Instructions to follow — Copy all lines below containing "хрома".

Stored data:
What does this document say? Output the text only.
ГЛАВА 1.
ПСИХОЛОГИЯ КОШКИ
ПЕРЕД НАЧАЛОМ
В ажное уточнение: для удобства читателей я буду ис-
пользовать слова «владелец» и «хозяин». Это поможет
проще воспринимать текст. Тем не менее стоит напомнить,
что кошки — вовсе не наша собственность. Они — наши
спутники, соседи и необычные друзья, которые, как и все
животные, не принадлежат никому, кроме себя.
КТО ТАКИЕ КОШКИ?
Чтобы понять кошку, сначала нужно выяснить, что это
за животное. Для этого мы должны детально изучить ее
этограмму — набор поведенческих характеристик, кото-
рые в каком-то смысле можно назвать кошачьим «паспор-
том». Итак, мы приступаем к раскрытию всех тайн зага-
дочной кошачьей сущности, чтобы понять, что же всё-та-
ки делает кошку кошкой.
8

...

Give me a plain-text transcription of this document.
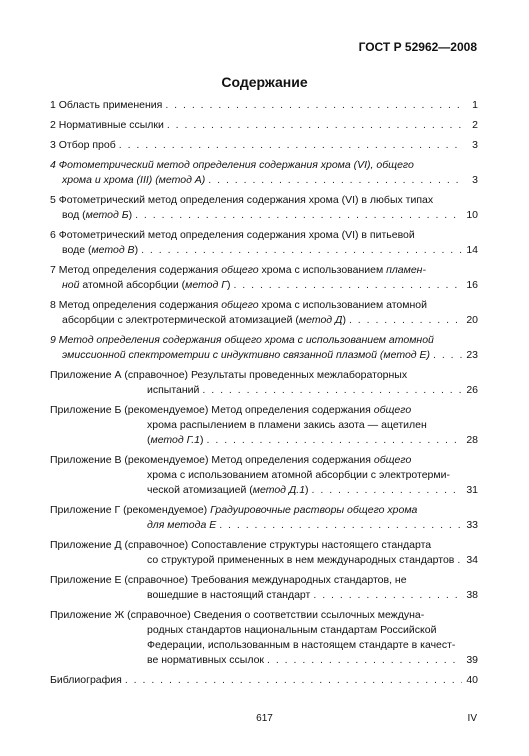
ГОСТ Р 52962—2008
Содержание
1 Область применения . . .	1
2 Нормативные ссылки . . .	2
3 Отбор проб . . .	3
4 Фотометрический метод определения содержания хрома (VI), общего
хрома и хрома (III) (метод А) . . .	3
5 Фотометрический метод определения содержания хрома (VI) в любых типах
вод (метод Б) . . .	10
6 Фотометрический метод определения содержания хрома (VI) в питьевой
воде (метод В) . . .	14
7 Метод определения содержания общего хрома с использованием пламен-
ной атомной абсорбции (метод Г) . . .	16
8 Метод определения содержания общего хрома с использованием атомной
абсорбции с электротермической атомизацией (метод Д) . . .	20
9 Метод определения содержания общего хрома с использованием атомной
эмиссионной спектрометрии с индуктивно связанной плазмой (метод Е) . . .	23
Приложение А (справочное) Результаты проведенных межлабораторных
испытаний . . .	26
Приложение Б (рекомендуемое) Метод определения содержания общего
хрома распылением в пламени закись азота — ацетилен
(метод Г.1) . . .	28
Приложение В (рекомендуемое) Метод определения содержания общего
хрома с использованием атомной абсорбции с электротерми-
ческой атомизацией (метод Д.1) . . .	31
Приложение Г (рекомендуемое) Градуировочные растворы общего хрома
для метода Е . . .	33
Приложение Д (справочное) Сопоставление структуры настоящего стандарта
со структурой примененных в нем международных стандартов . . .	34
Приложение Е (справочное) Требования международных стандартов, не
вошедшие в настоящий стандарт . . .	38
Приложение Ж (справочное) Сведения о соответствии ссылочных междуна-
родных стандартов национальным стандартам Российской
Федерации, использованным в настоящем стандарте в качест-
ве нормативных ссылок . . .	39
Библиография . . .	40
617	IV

...

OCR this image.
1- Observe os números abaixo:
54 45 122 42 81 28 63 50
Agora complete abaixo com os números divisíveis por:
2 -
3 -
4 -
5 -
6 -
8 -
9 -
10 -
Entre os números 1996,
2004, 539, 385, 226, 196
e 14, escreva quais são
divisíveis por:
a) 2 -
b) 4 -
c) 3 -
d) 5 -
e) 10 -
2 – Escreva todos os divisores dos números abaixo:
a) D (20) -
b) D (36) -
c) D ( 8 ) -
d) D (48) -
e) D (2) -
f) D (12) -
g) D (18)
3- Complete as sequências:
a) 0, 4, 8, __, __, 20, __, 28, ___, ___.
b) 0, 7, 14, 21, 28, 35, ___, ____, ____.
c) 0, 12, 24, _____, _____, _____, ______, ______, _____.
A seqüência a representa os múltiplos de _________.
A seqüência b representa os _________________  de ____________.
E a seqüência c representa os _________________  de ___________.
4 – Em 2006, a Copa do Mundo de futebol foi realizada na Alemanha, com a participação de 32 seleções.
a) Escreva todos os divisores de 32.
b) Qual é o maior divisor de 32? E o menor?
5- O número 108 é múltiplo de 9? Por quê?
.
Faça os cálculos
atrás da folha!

The response —
4 Фотометрический метод определения содержания хрома (VI), общего
хрома и хрома (III) (метод А) . . .	3
5 Фотометрический метод определения содержания хрома (VI) в любых типах
6 Фотометрический метод определения содержания хрома (VI) в питьевой
7 Метод определения содержания общего хрома с использованием пламен-
8 Метод определения содержания общего хрома с использованием атомной
9 Метод определения содержания общего хрома с использованием атомной
хрома распылением в пламени закись азота — ацетилен
хрома с использованием атомной абсорбции с электротерми-
Приложение Г (рекомендуемое) Градуировочные растворы общего хрома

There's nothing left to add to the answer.